Copy out the records precisely, omitting pictures.
──────────────────────────────
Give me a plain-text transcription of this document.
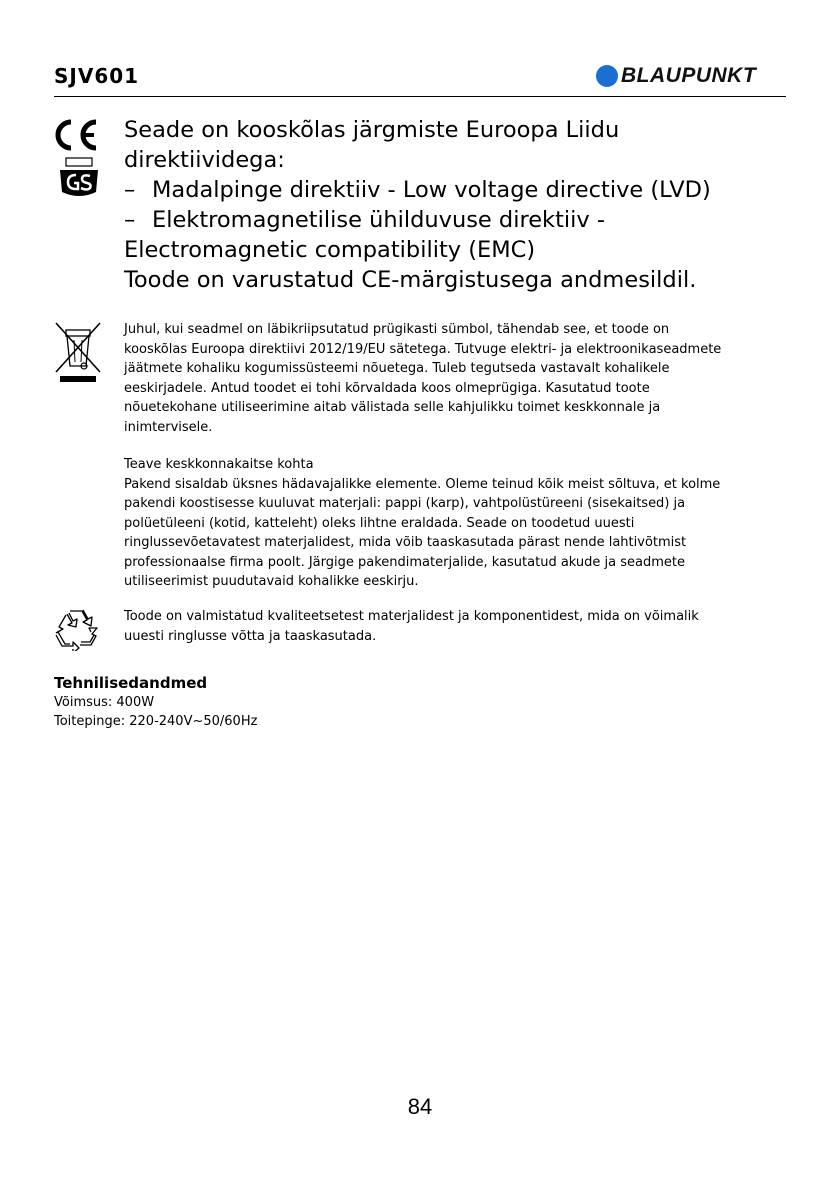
SJV601	BLAUPUNKT

Seade on kooskõlas järgmiste Euroopa Liidu

direktiividega:

– Madalpinge direktiiv - Low voltage directive (LVD)

– Elektromagnetilise ühilduvuse direktiiv -

Electromagnetic compatibility (EMC)

Toode on varustatud CE-märgistusega andmesildil.

Juhul, kui seadmel on läbikriipsutatud prügikasti sümbol, tähendab see, et toode on

kooskõlas Euroopa direktiivi 2012/19/EU sätetega. Tutvuge elektri- ja elektroonikaseadmete

jäätmete kohaliku kogumissüsteemi nõuetega. Tuleb tegutseda vastavalt kohalikele

eeskirjadele. Antud toodet ei tohi kõrvaldada koos olmeprügiga. Kasutatud toote

nõuetekohane utiliseerimine aitab välistada selle kahjulikku toimet keskkonnale ja

inimtervisele.

Teave keskkonnakaitse kohta

Pakend sisaldab üksnes hädavajalikke elemente. Oleme teinud kõik meist sõltuva, et kolme

pakendi koostisesse kuuluvat materjali: pappi (karp), vahtpolüstüreeni (sisekaitsed) ja

polüetüleeni (kotid, katteleht) oleks lihtne eraldada. Seade on toodetud uuesti

ringlussevõetavatest materjalidest, mida võib taaskasutada pärast nende lahtivõtmist

professionaalse firma poolt. Järgige pakendimaterjalide, kasutatud akude ja seadmete

utiliseerimist puudutavaid kohalikke eeskirju.

Toode on valmistatud kvaliteetsetest materjalidest ja komponentidest, mida on võimalik

uuesti ringlusse võtta ja taaskasutada.

Tehnilisedandmed
Võimsus: 400W
Toitepinge: 220-240V~50/60Hz
84
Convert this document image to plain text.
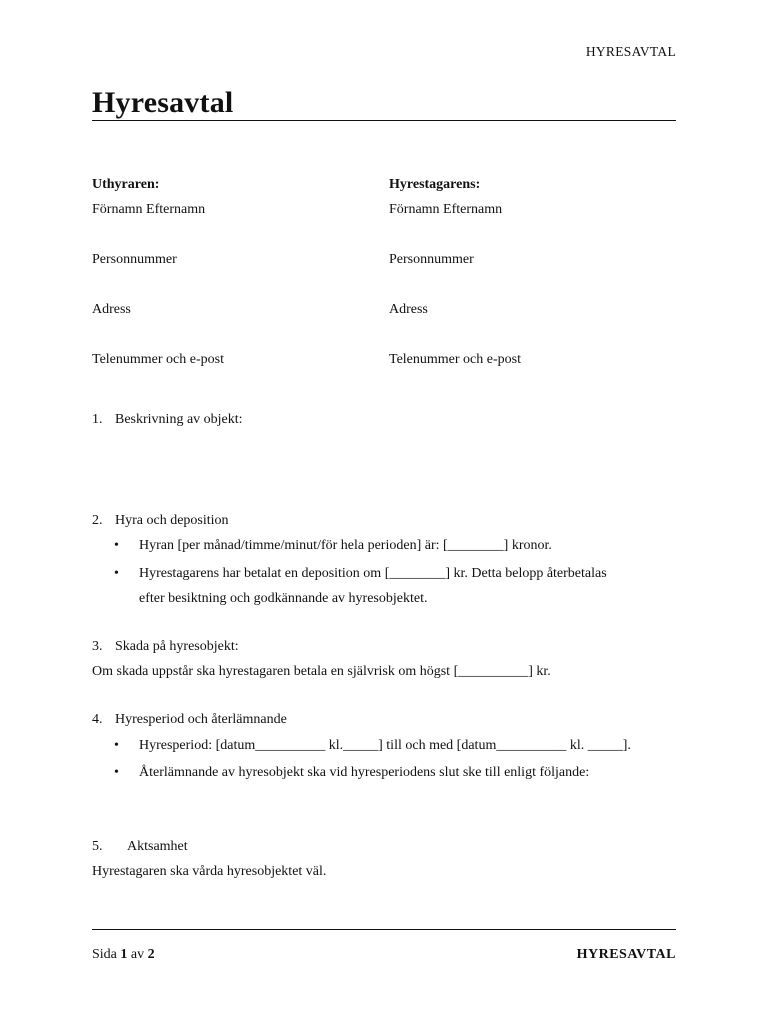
HYRESAVTAL
Hyresavtal
Uthyraren:
Förnamn Efternamn
Personnummer
Adress
Telenummer och e-post
Hyrestagarens:
Förnamn Efternamn
Personnummer
Adress
Telenummer och e-post
1. Beskrivning av objekt:
2. Hyra och deposition
• Hyran [per månad/timme/minut/för hela perioden] är: [________] kronor.
• Hyrestagarens har betalat en deposition om [________] kr. Detta belopp återbetalas
efter besiktning och godkännande av hyresobjektet.
3. Skada på hyresobjekt:
Om skada uppstår ska hyrestagaren betala en självrisk om högst [__________] kr.
4. Hyresperiod och återlämnande
• Hyresperiod: [datum__________ kl._____] till och med [datum__________ kl. _____].
• Återlämnande av hyresobjekt ska vid hyresperiodens slut ske till enligt följande:
5. Aktsamhet
Hyrestagaren ska vårda hyresobjektet väl.
Sida 1 av 2	HYRESAVTAL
──────────────────────────────
REPLY -
Give me a plain-text transcription of this document.
SJV601	BLAUPUNKT

Seade on kooskõlas järgmiste Euroopa Liidu

direktiividega:

– Madalpinge direktiiv - Low voltage directive (LVD)

– Elektromagnetilise ühilduvuse direktiiv -

Electromagnetic compatibility (EMC)

Toode on varustatud CE-märgistusega andmesildil.

Juhul, kui seadmel on läbikriipsutatud prügikasti sümbol, tähendab see, et toode on

kooskõlas Euroopa direktiivi 2012/19/EU sätetega. Tutvuge elektri- ja elektroonikaseadmete

jäätmete kohaliku kogumissüsteemi nõuetega. Tuleb tegutseda vastavalt kohalikele

eeskirjadele. Antud toodet ei tohi kõrvaldada koos olmeprügiga. Kasutatud toote

nõuetekohane utiliseerimine aitab välistada selle kahjulikku toimet keskkonnale ja

inimtervisele.

Teave keskkonnakaitse kohta

Pakend sisaldab üksnes hädavajalikke elemente. Oleme teinud kõik meist sõltuva, et kolme

pakendi koostisesse kuuluvat materjali: pappi (karp), vahtpolüstüreeni (sisekaitsed) ja

polüetüleeni (kotid, katteleht) oleks lihtne eraldada. Seade on toodetud uuesti

ringlussevõetavatest materjalidest, mida võib taaskasutada pärast nende lahtivõtmist

professionaalse firma poolt. Järgige pakendimaterjalide, kasutatud akude ja seadmete

utiliseerimist puudutavaid kohalikke eeskirju.

Toode on valmistatud kvaliteetsetest materjalidest ja komponentidest, mida on võimalik

uuesti ringlusse võtta ja taaskasutada.

Tehnilisedandmed
Võimsus: 400W
Toitepinge: 220-240V~50/60Hz
84
Convert this document image to plain text.
HYRESAVTAL
Hyresavtal
Uthyraren:
Förnamn Efternamn
Personnummer
Adress
Telenummer och e-post
Hyrestagarens:
Förnamn Efternamn
Personnummer
Adress
Telenummer och e-post
1. Beskrivning av objekt:
2. Hyra och deposition
• Hyran [per månad/timme/minut/för hela perioden] är: [________] kronor.
• Hyrestagarens har betalat en deposition om [________] kr. Detta belopp återbetalas
efter besiktning och godkännande av hyresobjektet.
3. Skada på hyresobjekt:
Om skada uppstår ska hyrestagaren betala en självrisk om högst [__________] kr.
4. Hyresperiod och återlämnande
• Hyresperiod: [datum__________ kl._____] till och med [datum__________ kl. _____].
• Återlämnande av hyresobjekt ska vid hyresperiodens slut ske till enligt följande:
5. Aktsamhet
Hyrestagaren ska vårda hyresobjektet väl.
Sida 1 av 2	HYRESAVTAL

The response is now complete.